Among the lines below, list those containing the string "date".

— START Excerpted records —

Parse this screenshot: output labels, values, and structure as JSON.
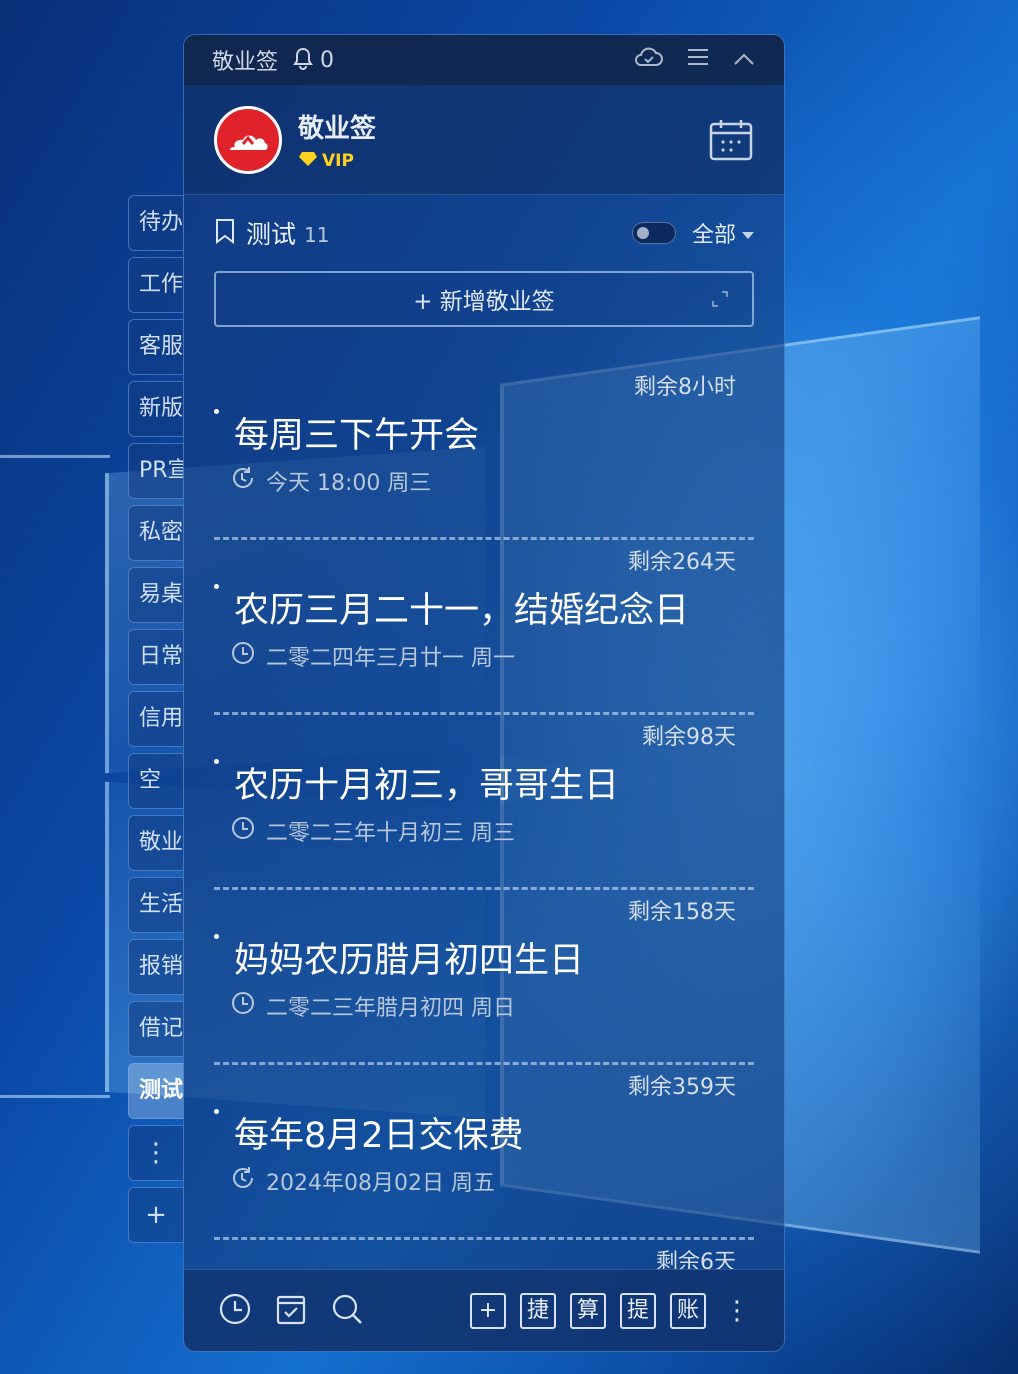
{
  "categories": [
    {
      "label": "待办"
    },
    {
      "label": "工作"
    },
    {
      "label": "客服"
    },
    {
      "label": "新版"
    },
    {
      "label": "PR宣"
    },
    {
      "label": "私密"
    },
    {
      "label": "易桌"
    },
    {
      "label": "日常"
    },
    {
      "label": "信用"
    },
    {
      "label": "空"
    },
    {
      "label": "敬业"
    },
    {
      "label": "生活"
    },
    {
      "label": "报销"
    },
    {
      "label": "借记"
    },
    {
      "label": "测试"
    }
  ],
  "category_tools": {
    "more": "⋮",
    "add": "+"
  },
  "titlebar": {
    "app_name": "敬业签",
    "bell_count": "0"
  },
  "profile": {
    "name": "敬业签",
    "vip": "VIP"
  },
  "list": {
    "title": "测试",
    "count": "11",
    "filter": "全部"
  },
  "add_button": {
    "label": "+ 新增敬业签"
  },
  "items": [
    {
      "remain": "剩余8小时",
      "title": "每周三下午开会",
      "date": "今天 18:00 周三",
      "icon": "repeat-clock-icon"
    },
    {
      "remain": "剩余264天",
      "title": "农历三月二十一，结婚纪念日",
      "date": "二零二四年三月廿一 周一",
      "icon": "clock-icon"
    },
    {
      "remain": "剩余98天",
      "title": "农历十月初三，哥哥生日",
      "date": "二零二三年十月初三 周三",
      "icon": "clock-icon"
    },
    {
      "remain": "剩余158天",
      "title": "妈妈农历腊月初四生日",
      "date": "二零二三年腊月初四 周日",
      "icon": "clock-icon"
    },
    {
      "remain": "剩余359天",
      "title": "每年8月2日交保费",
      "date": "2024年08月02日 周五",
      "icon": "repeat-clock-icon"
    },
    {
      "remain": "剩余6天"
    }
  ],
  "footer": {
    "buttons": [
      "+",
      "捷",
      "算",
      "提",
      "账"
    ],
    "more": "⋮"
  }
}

— END Excerpted records —

**Answer to the task**
      "date": "今天 18:00 周三",
      "date": "二零二四年三月廿一 周一",
      "date": "二零二三年十月初三 周三",
      "date": "二零二三年腊月初四 周日",
      "date": "2024年08月02日 周五",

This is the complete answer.